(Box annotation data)
--- start ---

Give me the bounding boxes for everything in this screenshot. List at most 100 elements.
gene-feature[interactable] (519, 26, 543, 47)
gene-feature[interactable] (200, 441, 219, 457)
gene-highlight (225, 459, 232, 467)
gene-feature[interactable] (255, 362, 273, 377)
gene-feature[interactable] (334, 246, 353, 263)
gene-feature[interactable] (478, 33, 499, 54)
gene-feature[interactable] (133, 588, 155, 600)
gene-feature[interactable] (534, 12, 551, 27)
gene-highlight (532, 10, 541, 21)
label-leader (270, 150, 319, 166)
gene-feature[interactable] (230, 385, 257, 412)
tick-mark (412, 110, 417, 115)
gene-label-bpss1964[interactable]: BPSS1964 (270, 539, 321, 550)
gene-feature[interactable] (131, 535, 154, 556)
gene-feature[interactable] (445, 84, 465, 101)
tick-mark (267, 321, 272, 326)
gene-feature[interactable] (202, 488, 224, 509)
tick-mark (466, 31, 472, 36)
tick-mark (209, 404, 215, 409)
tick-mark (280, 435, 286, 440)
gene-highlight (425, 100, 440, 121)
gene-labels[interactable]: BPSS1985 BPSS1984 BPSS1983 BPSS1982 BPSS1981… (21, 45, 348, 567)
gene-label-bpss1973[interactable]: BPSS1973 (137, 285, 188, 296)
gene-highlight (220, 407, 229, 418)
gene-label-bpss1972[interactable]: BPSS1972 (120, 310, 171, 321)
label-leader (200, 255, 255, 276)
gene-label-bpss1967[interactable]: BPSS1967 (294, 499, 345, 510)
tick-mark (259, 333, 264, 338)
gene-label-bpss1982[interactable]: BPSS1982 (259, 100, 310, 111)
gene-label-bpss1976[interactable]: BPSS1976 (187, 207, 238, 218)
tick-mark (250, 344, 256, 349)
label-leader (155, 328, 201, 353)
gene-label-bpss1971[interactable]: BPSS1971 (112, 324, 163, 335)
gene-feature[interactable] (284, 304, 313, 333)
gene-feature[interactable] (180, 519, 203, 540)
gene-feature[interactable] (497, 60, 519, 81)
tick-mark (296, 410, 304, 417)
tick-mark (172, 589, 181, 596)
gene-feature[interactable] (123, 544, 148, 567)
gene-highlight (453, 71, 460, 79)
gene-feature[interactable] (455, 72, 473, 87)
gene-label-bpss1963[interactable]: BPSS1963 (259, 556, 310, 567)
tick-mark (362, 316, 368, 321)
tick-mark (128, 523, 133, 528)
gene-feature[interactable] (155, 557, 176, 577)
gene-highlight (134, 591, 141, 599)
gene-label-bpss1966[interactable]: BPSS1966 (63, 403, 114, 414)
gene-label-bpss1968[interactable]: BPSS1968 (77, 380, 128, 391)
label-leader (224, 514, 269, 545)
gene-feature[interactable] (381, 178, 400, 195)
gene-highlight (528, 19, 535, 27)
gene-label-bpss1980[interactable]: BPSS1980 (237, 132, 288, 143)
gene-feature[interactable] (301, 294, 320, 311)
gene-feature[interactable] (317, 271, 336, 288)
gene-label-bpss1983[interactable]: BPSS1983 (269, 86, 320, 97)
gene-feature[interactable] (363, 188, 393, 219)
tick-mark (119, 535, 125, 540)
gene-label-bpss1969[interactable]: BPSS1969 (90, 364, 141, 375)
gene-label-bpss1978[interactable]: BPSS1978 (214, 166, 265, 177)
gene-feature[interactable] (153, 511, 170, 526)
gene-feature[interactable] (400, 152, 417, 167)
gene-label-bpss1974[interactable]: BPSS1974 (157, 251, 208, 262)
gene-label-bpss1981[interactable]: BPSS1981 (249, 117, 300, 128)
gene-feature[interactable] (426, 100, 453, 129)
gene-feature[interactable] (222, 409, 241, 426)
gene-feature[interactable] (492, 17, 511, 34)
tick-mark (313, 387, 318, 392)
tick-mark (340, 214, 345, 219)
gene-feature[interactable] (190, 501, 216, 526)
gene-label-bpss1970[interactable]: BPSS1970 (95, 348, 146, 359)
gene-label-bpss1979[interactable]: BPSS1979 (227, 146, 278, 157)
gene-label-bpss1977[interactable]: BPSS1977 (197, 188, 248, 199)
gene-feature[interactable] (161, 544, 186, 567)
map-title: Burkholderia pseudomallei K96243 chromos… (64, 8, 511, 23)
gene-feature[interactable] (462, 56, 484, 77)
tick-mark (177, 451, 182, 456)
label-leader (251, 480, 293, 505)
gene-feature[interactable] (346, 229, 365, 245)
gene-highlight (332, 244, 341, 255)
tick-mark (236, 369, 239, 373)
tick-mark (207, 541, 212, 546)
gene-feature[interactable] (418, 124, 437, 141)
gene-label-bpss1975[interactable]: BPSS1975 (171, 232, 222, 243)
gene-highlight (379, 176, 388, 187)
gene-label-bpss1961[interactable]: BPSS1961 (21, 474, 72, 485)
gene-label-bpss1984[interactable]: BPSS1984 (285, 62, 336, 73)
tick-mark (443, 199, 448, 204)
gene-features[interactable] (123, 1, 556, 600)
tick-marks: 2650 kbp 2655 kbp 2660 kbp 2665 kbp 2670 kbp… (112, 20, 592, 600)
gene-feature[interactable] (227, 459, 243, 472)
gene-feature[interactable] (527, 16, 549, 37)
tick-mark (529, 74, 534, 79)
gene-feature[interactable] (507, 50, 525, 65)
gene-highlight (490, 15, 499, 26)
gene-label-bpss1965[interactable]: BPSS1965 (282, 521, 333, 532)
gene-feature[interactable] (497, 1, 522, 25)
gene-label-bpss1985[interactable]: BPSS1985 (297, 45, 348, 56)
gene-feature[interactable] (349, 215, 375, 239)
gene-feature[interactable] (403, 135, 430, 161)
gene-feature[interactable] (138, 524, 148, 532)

--- end ---

## Instructions to follow
Copy the material above verbatim, from its first line through the line containing "gene-label-bpss1982[interactable]: BPSS1982 (259, 100, 310, 111)", with both of those lines included.

## Answer for the task
Give me the bounding boxes for everything in this screenshot. List at most 100 elements.
gene-feature[interactable] (519, 26, 543, 47)
gene-feature[interactable] (200, 441, 219, 457)
gene-highlight (225, 459, 232, 467)
gene-feature[interactable] (255, 362, 273, 377)
gene-feature[interactable] (334, 246, 353, 263)
gene-feature[interactable] (478, 33, 499, 54)
gene-feature[interactable] (133, 588, 155, 600)
gene-feature[interactable] (534, 12, 551, 27)
gene-highlight (532, 10, 541, 21)
label-leader (270, 150, 319, 166)
gene-feature[interactable] (230, 385, 257, 412)
tick-mark (412, 110, 417, 115)
gene-label-bpss1964[interactable]: BPSS1964 (270, 539, 321, 550)
gene-feature[interactable] (131, 535, 154, 556)
gene-feature[interactable] (445, 84, 465, 101)
tick-mark (267, 321, 272, 326)
gene-feature[interactable] (202, 488, 224, 509)
tick-mark (466, 31, 472, 36)
tick-mark (209, 404, 215, 409)
tick-mark (280, 435, 286, 440)
gene-highlight (425, 100, 440, 121)
gene-labels[interactable]: BPSS1985 BPSS1984 BPSS1983 BPSS1982 BPSS1981… (21, 45, 348, 567)
gene-label-bpss1973[interactable]: BPSS1973 (137, 285, 188, 296)
gene-highlight (220, 407, 229, 418)
gene-label-bpss1972[interactable]: BPSS1972 (120, 310, 171, 321)
label-leader (200, 255, 255, 276)
gene-label-bpss1967[interactable]: BPSS1967 (294, 499, 345, 510)
tick-mark (259, 333, 264, 338)
gene-label-bpss1982[interactable]: BPSS1982 (259, 100, 310, 111)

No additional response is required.